● **Dataset records**:
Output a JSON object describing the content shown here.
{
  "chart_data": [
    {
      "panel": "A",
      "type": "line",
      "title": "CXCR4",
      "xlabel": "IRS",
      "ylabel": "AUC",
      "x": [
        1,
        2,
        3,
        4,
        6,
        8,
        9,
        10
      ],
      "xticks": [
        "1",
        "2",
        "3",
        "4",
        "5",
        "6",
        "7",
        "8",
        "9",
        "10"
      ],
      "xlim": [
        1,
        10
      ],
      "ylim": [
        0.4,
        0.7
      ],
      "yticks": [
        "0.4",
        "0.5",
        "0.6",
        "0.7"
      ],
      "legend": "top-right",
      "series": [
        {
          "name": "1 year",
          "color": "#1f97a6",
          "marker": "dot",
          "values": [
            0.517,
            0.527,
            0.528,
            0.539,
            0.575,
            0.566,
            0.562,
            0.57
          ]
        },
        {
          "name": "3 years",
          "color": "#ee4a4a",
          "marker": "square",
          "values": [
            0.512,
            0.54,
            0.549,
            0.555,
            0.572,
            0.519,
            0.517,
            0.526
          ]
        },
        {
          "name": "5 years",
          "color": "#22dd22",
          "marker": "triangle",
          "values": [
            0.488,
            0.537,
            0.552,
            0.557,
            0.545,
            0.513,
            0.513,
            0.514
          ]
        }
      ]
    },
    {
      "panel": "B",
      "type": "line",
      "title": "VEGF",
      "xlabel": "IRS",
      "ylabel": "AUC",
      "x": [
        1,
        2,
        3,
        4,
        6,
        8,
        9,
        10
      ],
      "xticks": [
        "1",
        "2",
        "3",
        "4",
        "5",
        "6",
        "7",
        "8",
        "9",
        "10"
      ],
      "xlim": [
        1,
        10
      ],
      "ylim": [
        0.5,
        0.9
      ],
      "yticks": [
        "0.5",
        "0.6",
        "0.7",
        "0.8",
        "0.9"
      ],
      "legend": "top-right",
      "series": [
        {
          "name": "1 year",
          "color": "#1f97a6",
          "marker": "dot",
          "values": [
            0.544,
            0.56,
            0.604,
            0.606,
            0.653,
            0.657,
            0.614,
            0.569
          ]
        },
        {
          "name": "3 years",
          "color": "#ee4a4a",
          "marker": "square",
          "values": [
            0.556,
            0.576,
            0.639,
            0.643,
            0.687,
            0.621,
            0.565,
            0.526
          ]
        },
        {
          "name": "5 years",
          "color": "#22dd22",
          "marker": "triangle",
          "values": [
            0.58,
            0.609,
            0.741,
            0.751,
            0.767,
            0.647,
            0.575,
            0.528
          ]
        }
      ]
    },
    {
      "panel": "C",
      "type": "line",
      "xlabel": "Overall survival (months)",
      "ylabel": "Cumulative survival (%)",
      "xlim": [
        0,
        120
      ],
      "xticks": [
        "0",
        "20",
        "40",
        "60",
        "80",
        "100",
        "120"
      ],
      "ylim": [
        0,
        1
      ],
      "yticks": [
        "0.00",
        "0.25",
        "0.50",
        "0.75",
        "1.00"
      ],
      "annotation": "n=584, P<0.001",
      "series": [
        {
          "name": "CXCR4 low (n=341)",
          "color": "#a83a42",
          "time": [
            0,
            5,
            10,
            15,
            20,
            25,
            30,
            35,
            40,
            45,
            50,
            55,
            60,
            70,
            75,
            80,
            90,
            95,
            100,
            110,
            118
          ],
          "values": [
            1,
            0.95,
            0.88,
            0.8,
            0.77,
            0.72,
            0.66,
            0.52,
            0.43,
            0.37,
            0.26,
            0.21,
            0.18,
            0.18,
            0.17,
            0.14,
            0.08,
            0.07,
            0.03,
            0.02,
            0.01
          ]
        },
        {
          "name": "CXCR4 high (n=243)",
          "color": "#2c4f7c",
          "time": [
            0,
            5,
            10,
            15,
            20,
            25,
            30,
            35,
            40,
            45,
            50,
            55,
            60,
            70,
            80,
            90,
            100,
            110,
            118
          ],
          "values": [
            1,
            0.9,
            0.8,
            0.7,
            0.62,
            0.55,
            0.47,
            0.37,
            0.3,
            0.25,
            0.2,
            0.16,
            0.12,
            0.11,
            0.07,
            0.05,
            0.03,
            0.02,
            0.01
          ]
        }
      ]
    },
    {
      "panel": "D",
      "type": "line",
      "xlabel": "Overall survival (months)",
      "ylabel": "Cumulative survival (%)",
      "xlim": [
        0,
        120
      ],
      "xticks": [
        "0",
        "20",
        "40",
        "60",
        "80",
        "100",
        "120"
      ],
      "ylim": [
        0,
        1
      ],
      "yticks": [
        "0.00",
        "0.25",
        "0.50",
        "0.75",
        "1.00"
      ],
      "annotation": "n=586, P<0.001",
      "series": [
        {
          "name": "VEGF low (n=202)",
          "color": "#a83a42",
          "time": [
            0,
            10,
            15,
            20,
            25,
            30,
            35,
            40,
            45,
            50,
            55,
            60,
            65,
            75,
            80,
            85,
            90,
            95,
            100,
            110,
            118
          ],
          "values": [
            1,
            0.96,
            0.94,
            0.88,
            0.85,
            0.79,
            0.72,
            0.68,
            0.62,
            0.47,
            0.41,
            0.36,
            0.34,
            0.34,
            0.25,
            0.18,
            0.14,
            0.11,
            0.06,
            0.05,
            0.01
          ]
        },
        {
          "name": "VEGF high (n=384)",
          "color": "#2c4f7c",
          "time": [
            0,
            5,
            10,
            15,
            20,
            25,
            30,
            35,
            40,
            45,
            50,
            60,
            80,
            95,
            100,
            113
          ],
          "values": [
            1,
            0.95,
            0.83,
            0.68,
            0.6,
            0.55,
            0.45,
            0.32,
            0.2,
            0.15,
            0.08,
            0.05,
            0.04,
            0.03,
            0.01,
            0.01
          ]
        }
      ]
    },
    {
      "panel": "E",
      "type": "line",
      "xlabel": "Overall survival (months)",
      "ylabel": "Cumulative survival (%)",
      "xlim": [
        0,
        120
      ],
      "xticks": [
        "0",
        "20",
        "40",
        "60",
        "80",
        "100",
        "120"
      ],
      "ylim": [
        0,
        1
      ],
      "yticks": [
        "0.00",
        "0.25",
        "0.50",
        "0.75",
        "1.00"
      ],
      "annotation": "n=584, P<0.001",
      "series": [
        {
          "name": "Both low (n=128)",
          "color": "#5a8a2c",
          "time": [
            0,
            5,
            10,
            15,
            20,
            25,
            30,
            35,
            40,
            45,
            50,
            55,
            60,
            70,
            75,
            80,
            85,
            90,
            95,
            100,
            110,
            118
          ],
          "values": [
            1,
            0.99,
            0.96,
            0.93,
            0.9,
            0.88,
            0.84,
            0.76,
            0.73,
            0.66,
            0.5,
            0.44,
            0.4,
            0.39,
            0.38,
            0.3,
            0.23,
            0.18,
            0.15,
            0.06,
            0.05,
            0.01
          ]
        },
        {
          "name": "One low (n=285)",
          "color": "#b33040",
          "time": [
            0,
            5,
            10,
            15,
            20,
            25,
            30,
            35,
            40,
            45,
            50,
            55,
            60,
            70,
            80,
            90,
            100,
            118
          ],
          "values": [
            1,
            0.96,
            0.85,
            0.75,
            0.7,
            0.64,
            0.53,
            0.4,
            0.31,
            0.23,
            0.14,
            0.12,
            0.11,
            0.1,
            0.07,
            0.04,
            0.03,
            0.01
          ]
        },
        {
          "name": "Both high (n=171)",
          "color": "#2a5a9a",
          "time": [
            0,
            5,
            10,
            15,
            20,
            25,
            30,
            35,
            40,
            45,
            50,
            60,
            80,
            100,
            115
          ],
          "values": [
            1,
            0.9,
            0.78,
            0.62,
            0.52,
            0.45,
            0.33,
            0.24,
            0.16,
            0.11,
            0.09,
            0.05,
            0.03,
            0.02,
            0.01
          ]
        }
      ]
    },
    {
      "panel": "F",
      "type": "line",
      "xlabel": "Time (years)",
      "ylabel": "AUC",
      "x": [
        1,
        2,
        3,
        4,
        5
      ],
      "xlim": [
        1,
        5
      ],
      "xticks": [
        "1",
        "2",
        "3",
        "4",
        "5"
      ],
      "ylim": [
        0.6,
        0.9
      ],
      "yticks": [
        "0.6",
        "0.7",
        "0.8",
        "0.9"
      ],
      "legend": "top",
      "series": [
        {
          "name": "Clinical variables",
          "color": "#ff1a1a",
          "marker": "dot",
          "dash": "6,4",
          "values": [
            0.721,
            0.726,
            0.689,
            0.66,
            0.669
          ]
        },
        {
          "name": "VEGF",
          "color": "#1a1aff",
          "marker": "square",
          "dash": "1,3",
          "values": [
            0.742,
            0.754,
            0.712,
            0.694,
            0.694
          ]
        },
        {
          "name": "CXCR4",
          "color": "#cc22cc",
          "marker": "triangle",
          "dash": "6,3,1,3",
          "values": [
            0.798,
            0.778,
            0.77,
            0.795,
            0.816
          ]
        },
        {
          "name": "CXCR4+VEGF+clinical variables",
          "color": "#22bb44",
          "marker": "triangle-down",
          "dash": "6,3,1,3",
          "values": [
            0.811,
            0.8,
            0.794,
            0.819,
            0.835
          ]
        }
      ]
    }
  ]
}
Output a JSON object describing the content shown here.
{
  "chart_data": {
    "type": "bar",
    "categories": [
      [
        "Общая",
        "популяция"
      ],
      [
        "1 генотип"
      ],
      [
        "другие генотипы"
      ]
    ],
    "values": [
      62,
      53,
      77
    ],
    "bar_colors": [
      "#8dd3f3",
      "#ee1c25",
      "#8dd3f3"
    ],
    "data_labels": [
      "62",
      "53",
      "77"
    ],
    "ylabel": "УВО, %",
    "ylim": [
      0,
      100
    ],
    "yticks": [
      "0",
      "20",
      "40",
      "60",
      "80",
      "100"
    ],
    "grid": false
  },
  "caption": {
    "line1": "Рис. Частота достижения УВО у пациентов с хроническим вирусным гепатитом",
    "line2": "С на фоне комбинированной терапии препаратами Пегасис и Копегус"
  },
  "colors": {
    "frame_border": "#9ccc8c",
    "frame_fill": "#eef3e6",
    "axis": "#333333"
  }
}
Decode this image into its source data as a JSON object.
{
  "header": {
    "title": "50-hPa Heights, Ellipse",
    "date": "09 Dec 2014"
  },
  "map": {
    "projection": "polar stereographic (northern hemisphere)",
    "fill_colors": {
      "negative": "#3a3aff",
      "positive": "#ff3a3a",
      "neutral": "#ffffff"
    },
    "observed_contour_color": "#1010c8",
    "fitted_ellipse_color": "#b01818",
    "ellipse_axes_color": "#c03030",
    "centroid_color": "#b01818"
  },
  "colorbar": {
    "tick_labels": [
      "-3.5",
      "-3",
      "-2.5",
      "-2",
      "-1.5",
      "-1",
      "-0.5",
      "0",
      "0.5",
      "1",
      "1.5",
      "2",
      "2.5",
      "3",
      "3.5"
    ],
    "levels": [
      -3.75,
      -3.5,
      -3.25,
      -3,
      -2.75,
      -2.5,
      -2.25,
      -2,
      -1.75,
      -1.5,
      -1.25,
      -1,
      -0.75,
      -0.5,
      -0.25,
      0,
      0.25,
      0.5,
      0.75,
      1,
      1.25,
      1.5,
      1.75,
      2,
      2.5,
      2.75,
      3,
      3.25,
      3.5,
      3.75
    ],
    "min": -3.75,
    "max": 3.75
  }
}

● **What the task requires**:
Pick out every line of the listing containing the word "VEGF", and show those lines.

● **Response**:
      "title": "VEGF",
          "name": "VEGF low (n=202)",
          "name": "VEGF high (n=384)",
          "name": "VEGF",
          "name": "CXCR4+VEGF+clinical variables",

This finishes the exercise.